# [Exercise description]
Rewrite all of the lines below as a Markdown table with two columns, "n" for the row number and "Line" for the text, skipping blank lines. Leave the pictures out.

[Entries from a dataset]
★ ★ ★

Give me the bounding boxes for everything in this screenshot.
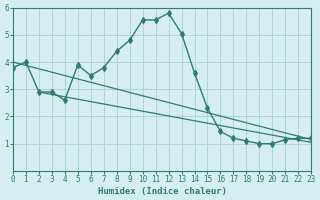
X-axis label: Humidex (Indice chaleur): Humidex (Indice chaleur) [98,187,227,196]
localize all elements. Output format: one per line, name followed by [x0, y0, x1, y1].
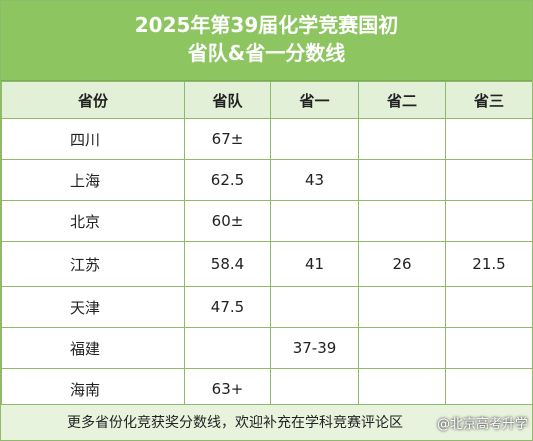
header-provincial-team: 省队 — [184, 81, 271, 119]
cell-province: 北京 — [1, 200, 185, 242]
header-row: 省份 省队 省一 省二 省三 — [1, 81, 533, 119]
cell-province: 江苏 — [1, 241, 185, 287]
cell-province: 四川 — [1, 118, 185, 160]
title-line-1: 2025年第39届化学竞赛国初 — [134, 13, 399, 37]
table-row: 海南 63+ — [1, 368, 533, 410]
cell-third: 21.5 — [445, 241, 533, 287]
header-province: 省份 — [1, 81, 185, 119]
cell-team — [184, 327, 271, 369]
watermark: @北京高考升学 — [436, 417, 528, 432]
cell-second — [358, 286, 446, 328]
cell-second — [358, 118, 446, 160]
cell-first: 41 — [270, 241, 359, 287]
cell-second — [358, 200, 446, 242]
cell-third — [445, 286, 533, 328]
cell-second: 26 — [358, 241, 446, 287]
table-row: 福建 37-39 — [1, 327, 533, 369]
cell-first — [270, 200, 359, 242]
table-row: 四川 67± — [1, 118, 533, 160]
cell-third — [445, 200, 533, 242]
title-line-2: 省队&省一分数线 — [187, 41, 346, 65]
cell-first: 43 — [270, 159, 359, 201]
title-banner: 2025年第39届化学竞赛国初 省队&省一分数线 — [1, 1, 532, 81]
cell-second — [358, 368, 446, 410]
header-second-prize: 省二 — [358, 81, 446, 119]
cell-province: 上海 — [1, 159, 185, 201]
cell-second — [358, 327, 446, 369]
cell-first — [270, 286, 359, 328]
table-row: 上海 62.5 43 — [1, 159, 533, 201]
score-table: 省份 省队 省一 省二 省三 四川 67± 上海 62.5 43 — [1, 81, 533, 410]
cell-province: 天津 — [1, 286, 185, 328]
cell-province: 海南 — [1, 368, 185, 410]
cell-third — [445, 327, 533, 369]
cell-first — [270, 118, 359, 160]
cell-team: 58.4 — [184, 241, 271, 287]
footer-text: 更多省份化竞获奖分数线，欢迎补充在学科竞赛评论区 — [67, 415, 403, 431]
table-row: 天津 47.5 — [1, 286, 533, 328]
table-row: 江苏 58.4 41 26 21.5 — [1, 241, 533, 287]
cell-team: 62.5 — [184, 159, 271, 201]
cell-team: 67± — [184, 118, 271, 160]
cell-second — [358, 159, 446, 201]
cell-third — [445, 118, 533, 160]
footer-note: 更多省份化竞获奖分数线，欢迎补充在学科竞赛评论区 — [1, 404, 532, 440]
cell-third — [445, 159, 533, 201]
header-first-prize: 省一 — [270, 81, 359, 119]
cell-first: 37-39 — [270, 327, 359, 369]
cell-team: 60± — [184, 200, 271, 242]
header-third-prize: 省三 — [445, 81, 533, 119]
cell-province: 福建 — [1, 327, 185, 369]
cell-team: 47.5 — [184, 286, 271, 328]
cell-team: 63+ — [184, 368, 271, 410]
table-row: 北京 60± — [1, 200, 533, 242]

★ ★ ★

# [Complete response]
| n | Line |
|---|---|
| 1 | Give me the bounding boxes for everything in this screenshot. |
| 2 | X-axis label: Humidex (Indice chaleur): Humidex (Indice chaleur) [98,187,227,196] |
| 3 | localize all elements. Output format: one per line, name followed by [x0, y0, x1, y1]. |
| 4 | header-provincial-team: 省队 — [184, 81, 271, 119] |
| 5 | cell-province: 北京 — [1, 200, 185, 242] |
| 6 | header-row: 省份 省队 省一 省二 省三 — [1, 81, 533, 119] |
| 7 | cell-province: 江苏 — [1, 241, 185, 287] |
| 8 | cell-province: 四川 — [1, 118, 185, 160] |
| 9 | title-line-1: 2025年第39届化学竞赛国初 — [134, 13, 399, 37] |
| 10 | table-row: 海南 63+ — [1, 368, 533, 410] |
| 11 | cell-third: 21.5 — [445, 241, 533, 287] |
| 12 | header-province: 省份 — [1, 81, 185, 119] |
| 13 | cell-team — [184, 327, 271, 369] |
| 14 | watermark: @北京高考升学 — [436, 417, 528, 432] |
| 15 | cell-second — [358, 286, 446, 328] |
| 16 | cell-second — [358, 118, 446, 160] |
| 17 | cell-first: 41 — [270, 241, 359, 287] |
| 18 | cell-second — [358, 200, 446, 242] |
| 19 | cell-third — [445, 286, 533, 328] |
| 20 | cell-second: 26 — [358, 241, 446, 287] |
| 21 | table-row: 福建 37-39 — [1, 327, 533, 369] |
| 22 | cell-first — [270, 200, 359, 242] |
| 23 | table-row: 四川 67± — [1, 118, 533, 160] |
| 24 | cell-third — [445, 200, 533, 242] |
| 25 | title-line-2: 省队&省一分数线 — [187, 41, 346, 65] |
| 26 | cell-first: 43 — [270, 159, 359, 201] |
| 27 | title-banner: 2025年第39届化学竞赛国初 省队&省一分数线 — [1, 1, 532, 81] |
| 28 | cell-second — [358, 368, 446, 410] |
| 29 | header-second-prize: 省二 — [358, 81, 446, 119] |
| 30 | cell-province: 上海 — [1, 159, 185, 201] |
| 31 | cell-second — [358, 327, 446, 369] |
| 32 | cell-first — [270, 286, 359, 328] |
| 33 | table-row: 上海 62.5 43 — [1, 159, 533, 201] |
| 34 | score-table: 省份 省队 省一 省二 省三 四川 67± 上海 62.5 43 — [1, 81, 533, 410] |
| 35 | cell-province: 天津 — [1, 286, 185, 328] |
| 36 | cell-province: 海南 — [1, 368, 185, 410] |
| 37 | cell-third — [445, 327, 533, 369] |
| 38 | cell-first — [270, 118, 359, 160] |
| 39 | cell-team: 58.4 — [184, 241, 271, 287] |
| 40 | footer-text: 更多省份化竞获奖分数线，欢迎补充在学科竞赛评论区 — [67, 415, 403, 431] |
| 41 | table-row: 天津 47.5 — [1, 286, 533, 328] |
| 42 | table-row: 江苏 58.4 41 26 21.5 — [1, 241, 533, 287] |
| 43 | cell-team: 62.5 — [184, 159, 271, 201] |
| 44 | cell-team: 67± — [184, 118, 271, 160] |
| 45 | cell-second — [358, 159, 446, 201] |
| 46 | cell-third — [445, 118, 533, 160] |
| 47 | footer-note: 更多省份化竞获奖分数线，欢迎补充在学科竞赛评论区 — [1, 404, 532, 440] |
| 48 | cell-third — [445, 159, 533, 201] |
| 49 | header-first-prize: 省一 — [270, 81, 359, 119] |
| 50 | cell-first: 37-39 — [270, 327, 359, 369] |
| 51 | cell-team: 60± — [184, 200, 271, 242] |
| 52 | header-third-prize: 省三 — [445, 81, 533, 119] |
| 53 | cell-province: 福建 — [1, 327, 185, 369] |
| 54 | cell-team: 47.5 — [184, 286, 271, 328] |
| 55 | cell-team: 63+ — [184, 368, 271, 410] |
| 56 | table-row: 北京 60± — [1, 200, 533, 242] |